## Start
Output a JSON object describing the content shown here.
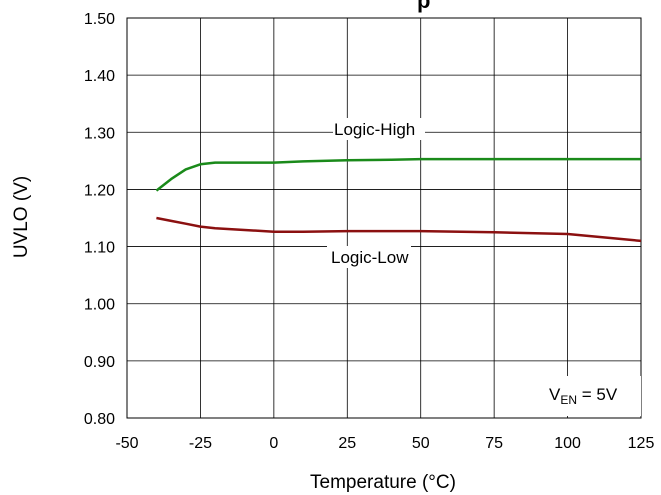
{
  "chart_data": {
    "type": "line",
    "title_fragment": "...p...",
    "xlabel": "Temperature (°C)",
    "ylabel": "UVLO (V)",
    "xlim": [
      -50,
      125
    ],
    "ylim": [
      0.8,
      1.5
    ],
    "x_ticks": [
      "-50",
      "-25",
      "0",
      "25",
      "50",
      "75",
      "100",
      "125"
    ],
    "y_ticks": [
      "0.80",
      "0.90",
      "1.00",
      "1.10",
      "1.20",
      "1.30",
      "1.40",
      "1.50"
    ],
    "grid": true,
    "annotation": {
      "base": "V",
      "subscript": "EN",
      "rest": " = 5V"
    },
    "series": [
      {
        "name": "Logic-High",
        "color": "#1a8a1a",
        "x": [
          -40,
          -35,
          -30,
          -25,
          -20,
          -10,
          0,
          10,
          25,
          40,
          50,
          75,
          100,
          125
        ],
        "y": [
          1.198,
          1.218,
          1.235,
          1.244,
          1.247,
          1.247,
          1.247,
          1.249,
          1.251,
          1.252,
          1.253,
          1.253,
          1.253,
          1.253
        ]
      },
      {
        "name": "Logic-Low",
        "color": "#8b1010",
        "x": [
          -40,
          -35,
          -30,
          -25,
          -20,
          -10,
          0,
          10,
          25,
          50,
          75,
          100,
          125
        ],
        "y": [
          1.15,
          1.145,
          1.14,
          1.135,
          1.132,
          1.129,
          1.126,
          1.126,
          1.127,
          1.127,
          1.125,
          1.122,
          1.11
        ]
      }
    ]
  }
}
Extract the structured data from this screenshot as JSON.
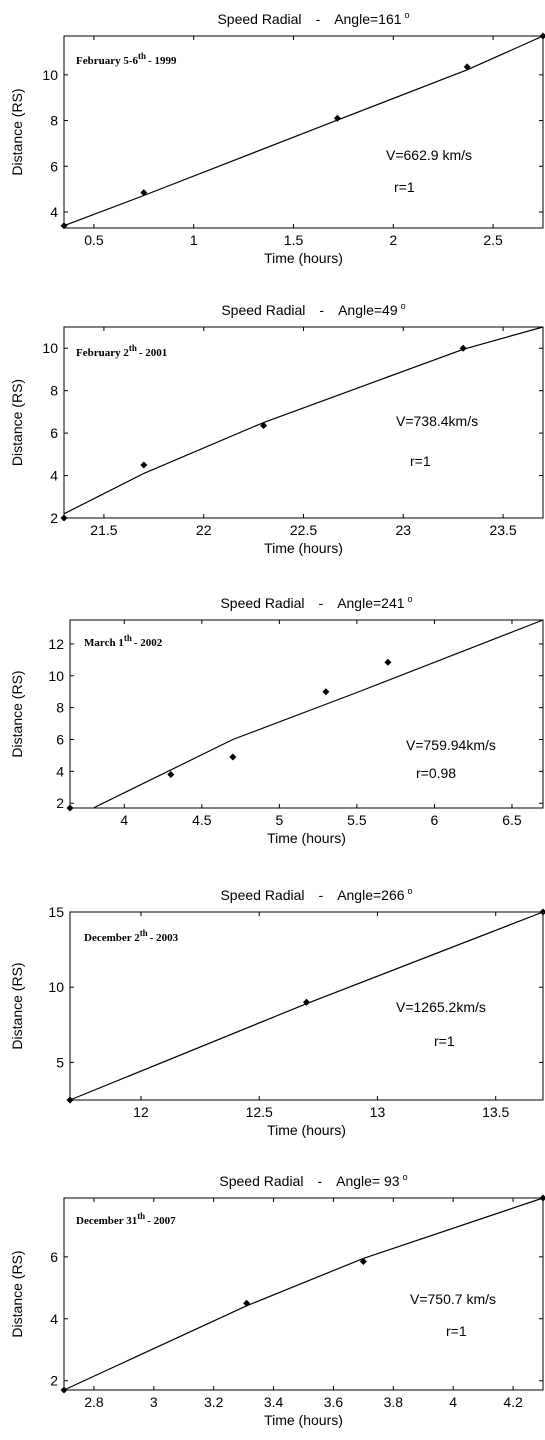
## End
Aim: Collect the lines of the data that carry the word "JSON".

Full response:
Output a JSON object describing the content shown here.
Extract the structured data from this screenshot as JSON.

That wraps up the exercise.